- _What the task asks_
Keep the images out and copy every entry below exactly.

======== Data in this exercise ========

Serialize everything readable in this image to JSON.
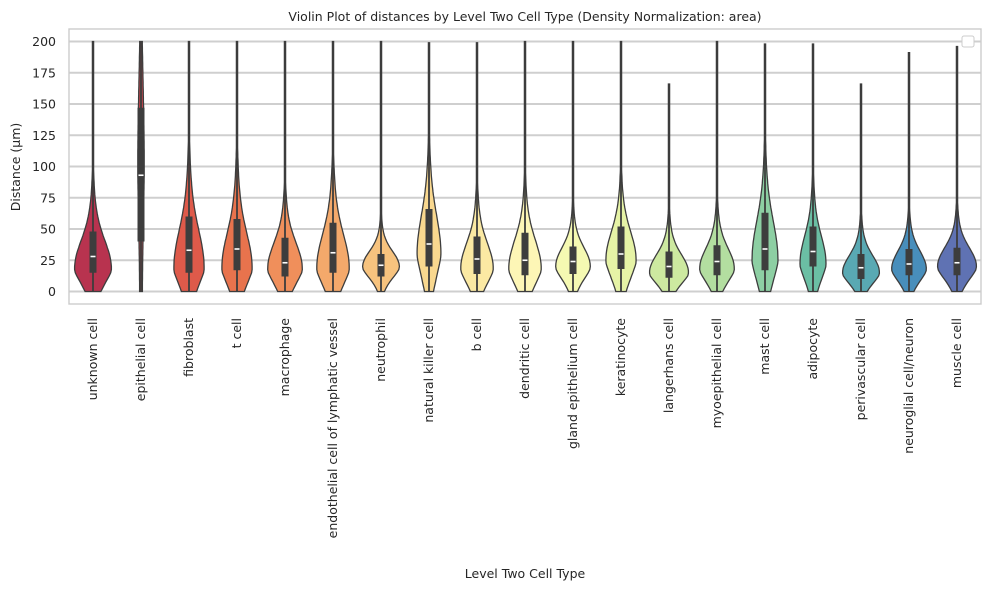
{
  "chart_data": {
    "type": "violin",
    "title": "Violin Plot of distances by Level Two Cell Type (Density Normalization: area)",
    "xlabel": "Level Two Cell Type",
    "ylabel": "Distance (µm)",
    "ylim": [
      -10,
      210
    ],
    "yticks": [
      0,
      25,
      50,
      75,
      100,
      125,
      150,
      175,
      200
    ],
    "grid": "horizontal",
    "legend": "top-right (empty)",
    "categories": [
      "unknown cell",
      "epithelial cell",
      "fibroblast",
      "t cell",
      "macrophage",
      "endothelial cell of lymphatic vessel",
      "neutrophil",
      "natural killer cell",
      "b cell",
      "dendritic cell",
      "gland epithelium cell",
      "keratinocyte",
      "langerhans cell",
      "myoepithelial cell",
      "mast cell",
      "adipocyte",
      "perivascular cell",
      "neuroglial cell/neuron",
      "muscle cell"
    ],
    "series": [
      {
        "name": "unknown cell",
        "color": "#b8334f",
        "min": 0,
        "q1": 15,
        "median": 28,
        "q3": 48,
        "max": 200,
        "peak": 18,
        "width": 0.85
      },
      {
        "name": "epithelial cell",
        "color": "#c8454d",
        "min": 0,
        "q1": 40,
        "median": 93,
        "q3": 147,
        "max": 200,
        "peak": 100,
        "width": 0.15
      },
      {
        "name": "fibroblast",
        "color": "#de5a4a",
        "min": 0,
        "q1": 15,
        "median": 33,
        "q3": 60,
        "max": 200,
        "peak": 18,
        "width": 0.7
      },
      {
        "name": "t cell",
        "color": "#e8734d",
        "min": 0,
        "q1": 17,
        "median": 34,
        "q3": 58,
        "max": 200,
        "peak": 18,
        "width": 0.7
      },
      {
        "name": "macrophage",
        "color": "#f08f5b",
        "min": 0,
        "q1": 12,
        "median": 23,
        "q3": 43,
        "max": 200,
        "peak": 18,
        "width": 0.8
      },
      {
        "name": "endothelial cell of lymphatic vessel",
        "color": "#f4a96b",
        "min": 0,
        "q1": 15,
        "median": 31,
        "q3": 55,
        "max": 200,
        "peak": 18,
        "width": 0.75
      },
      {
        "name": "neutrophil",
        "color": "#f7c37e",
        "min": 0,
        "q1": 12,
        "median": 21,
        "q3": 30,
        "max": 200,
        "peak": 20,
        "width": 0.85
      },
      {
        "name": "natural killer cell",
        "color": "#f9d88f",
        "min": 0,
        "q1": 20,
        "median": 38,
        "q3": 66,
        "max": 199,
        "peak": 30,
        "width": 0.55
      },
      {
        "name": "b cell",
        "color": "#fbe9a3",
        "min": 0,
        "q1": 14,
        "median": 26,
        "q3": 44,
        "max": 199,
        "peak": 18,
        "width": 0.75
      },
      {
        "name": "dendritic cell",
        "color": "#fdf6b6",
        "min": 0,
        "q1": 13,
        "median": 25,
        "q3": 47,
        "max": 200,
        "peak": 18,
        "width": 0.75
      },
      {
        "name": "gland epithelium cell",
        "color": "#f5f9b2",
        "min": 0,
        "q1": 14,
        "median": 24,
        "q3": 36,
        "max": 200,
        "peak": 20,
        "width": 0.8
      },
      {
        "name": "keratinocyte",
        "color": "#e6f3a6",
        "min": 0,
        "q1": 18,
        "median": 30,
        "q3": 52,
        "max": 200,
        "peak": 25,
        "width": 0.7
      },
      {
        "name": "langerhans cell",
        "color": "#cde9a0",
        "min": 0,
        "q1": 11,
        "median": 20,
        "q3": 32,
        "max": 166,
        "peak": 15,
        "width": 0.9
      },
      {
        "name": "myoepithelial cell",
        "color": "#b3dea0",
        "min": 0,
        "q1": 13,
        "median": 24,
        "q3": 37,
        "max": 200,
        "peak": 18,
        "width": 0.8
      },
      {
        "name": "mast cell",
        "color": "#8dcfa3",
        "min": 0,
        "q1": 17,
        "median": 34,
        "q3": 63,
        "max": 198,
        "peak": 25,
        "width": 0.6
      },
      {
        "name": "adipocyte",
        "color": "#6bbfa4",
        "min": 0,
        "q1": 20,
        "median": 32,
        "q3": 52,
        "max": 198,
        "peak": 22,
        "width": 0.6
      },
      {
        "name": "perivascular cell",
        "color": "#59a9b3",
        "min": 0,
        "q1": 10,
        "median": 19,
        "q3": 30,
        "max": 166,
        "peak": 15,
        "width": 0.85
      },
      {
        "name": "neuroglial cell/neuron",
        "color": "#488ebb",
        "min": 0,
        "q1": 13,
        "median": 22,
        "q3": 34,
        "max": 191,
        "peak": 18,
        "width": 0.8
      },
      {
        "name": "muscle cell",
        "color": "#5f72b3",
        "min": 0,
        "q1": 13,
        "median": 23,
        "q3": 35,
        "max": 196,
        "peak": 20,
        "width": 0.9
      }
    ]
  }
}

========

- _Answer in full_
Serialize everything readable in this image to JSON.
{
  "chart_data": {
    "type": "violin",
    "title": "Violin Plot of distances by Level Two Cell Type (Density Normalization: area)",
    "xlabel": "Level Two Cell Type",
    "ylabel": "Distance (µm)",
    "ylim": [
      -10,
      210
    ],
    "yticks": [
      0,
      25,
      50,
      75,
      100,
      125,
      150,
      175,
      200
    ],
    "grid": "horizontal",
    "legend": "top-right (empty)",
    "categories": [
      "unknown cell",
      "epithelial cell",
      "fibroblast",
      "t cell",
      "macrophage",
      "endothelial cell of lymphatic vessel",
      "neutrophil",
      "natural killer cell",
      "b cell",
      "dendritic cell",
      "gland epithelium cell",
      "keratinocyte",
      "langerhans cell",
      "myoepithelial cell",
      "mast cell",
      "adipocyte",
      "perivascular cell",
      "neuroglial cell/neuron",
      "muscle cell"
    ],
    "series": [
      {
        "name": "unknown cell",
        "color": "#b8334f",
        "min": 0,
        "q1": 15,
        "median": 28,
        "q3": 48,
        "max": 200,
        "peak": 18,
        "width": 0.85
      },
      {
        "name": "epithelial cell",
        "color": "#c8454d",
        "min": 0,
        "q1": 40,
        "median": 93,
        "q3": 147,
        "max": 200,
        "peak": 100,
        "width": 0.15
      },
      {
        "name": "fibroblast",
        "color": "#de5a4a",
        "min": 0,
        "q1": 15,
        "median": 33,
        "q3": 60,
        "max": 200,
        "peak": 18,
        "width": 0.7
      },
      {
        "name": "t cell",
        "color": "#e8734d",
        "min": 0,
        "q1": 17,
        "median": 34,
        "q3": 58,
        "max": 200,
        "peak": 18,
        "width": 0.7
      },
      {
        "name": "macrophage",
        "color": "#f08f5b",
        "min": 0,
        "q1": 12,
        "median": 23,
        "q3": 43,
        "max": 200,
        "peak": 18,
        "width": 0.8
      },
      {
        "name": "endothelial cell of lymphatic vessel",
        "color": "#f4a96b",
        "min": 0,
        "q1": 15,
        "median": 31,
        "q3": 55,
        "max": 200,
        "peak": 18,
        "width": 0.75
      },
      {
        "name": "neutrophil",
        "color": "#f7c37e",
        "min": 0,
        "q1": 12,
        "median": 21,
        "q3": 30,
        "max": 200,
        "peak": 20,
        "width": 0.85
      },
      {
        "name": "natural killer cell",
        "color": "#f9d88f",
        "min": 0,
        "q1": 20,
        "median": 38,
        "q3": 66,
        "max": 199,
        "peak": 30,
        "width": 0.55
      },
      {
        "name": "b cell",
        "color": "#fbe9a3",
        "min": 0,
        "q1": 14,
        "median": 26,
        "q3": 44,
        "max": 199,
        "peak": 18,
        "width": 0.75
      },
      {
        "name": "dendritic cell",
        "color": "#fdf6b6",
        "min": 0,
        "q1": 13,
        "median": 25,
        "q3": 47,
        "max": 200,
        "peak": 18,
        "width": 0.75
      },
      {
        "name": "gland epithelium cell",
        "color": "#f5f9b2",
        "min": 0,
        "q1": 14,
        "median": 24,
        "q3": 36,
        "max": 200,
        "peak": 20,
        "width": 0.8
      },
      {
        "name": "keratinocyte",
        "color": "#e6f3a6",
        "min": 0,
        "q1": 18,
        "median": 30,
        "q3": 52,
        "max": 200,
        "peak": 25,
        "width": 0.7
      },
      {
        "name": "langerhans cell",
        "color": "#cde9a0",
        "min": 0,
        "q1": 11,
        "median": 20,
        "q3": 32,
        "max": 166,
        "peak": 15,
        "width": 0.9
      },
      {
        "name": "myoepithelial cell",
        "color": "#b3dea0",
        "min": 0,
        "q1": 13,
        "median": 24,
        "q3": 37,
        "max": 200,
        "peak": 18,
        "width": 0.8
      },
      {
        "name": "mast cell",
        "color": "#8dcfa3",
        "min": 0,
        "q1": 17,
        "median": 34,
        "q3": 63,
        "max": 198,
        "peak": 25,
        "width": 0.6
      },
      {
        "name": "adipocyte",
        "color": "#6bbfa4",
        "min": 0,
        "q1": 20,
        "median": 32,
        "q3": 52,
        "max": 198,
        "peak": 22,
        "width": 0.6
      },
      {
        "name": "perivascular cell",
        "color": "#59a9b3",
        "min": 0,
        "q1": 10,
        "median": 19,
        "q3": 30,
        "max": 166,
        "peak": 15,
        "width": 0.85
      },
      {
        "name": "neuroglial cell/neuron",
        "color": "#488ebb",
        "min": 0,
        "q1": 13,
        "median": 22,
        "q3": 34,
        "max": 191,
        "peak": 18,
        "width": 0.8
      },
      {
        "name": "muscle cell",
        "color": "#5f72b3",
        "min": 0,
        "q1": 13,
        "median": 23,
        "q3": 35,
        "max": 196,
        "peak": 20,
        "width": 0.9
      }
    ]
  }
}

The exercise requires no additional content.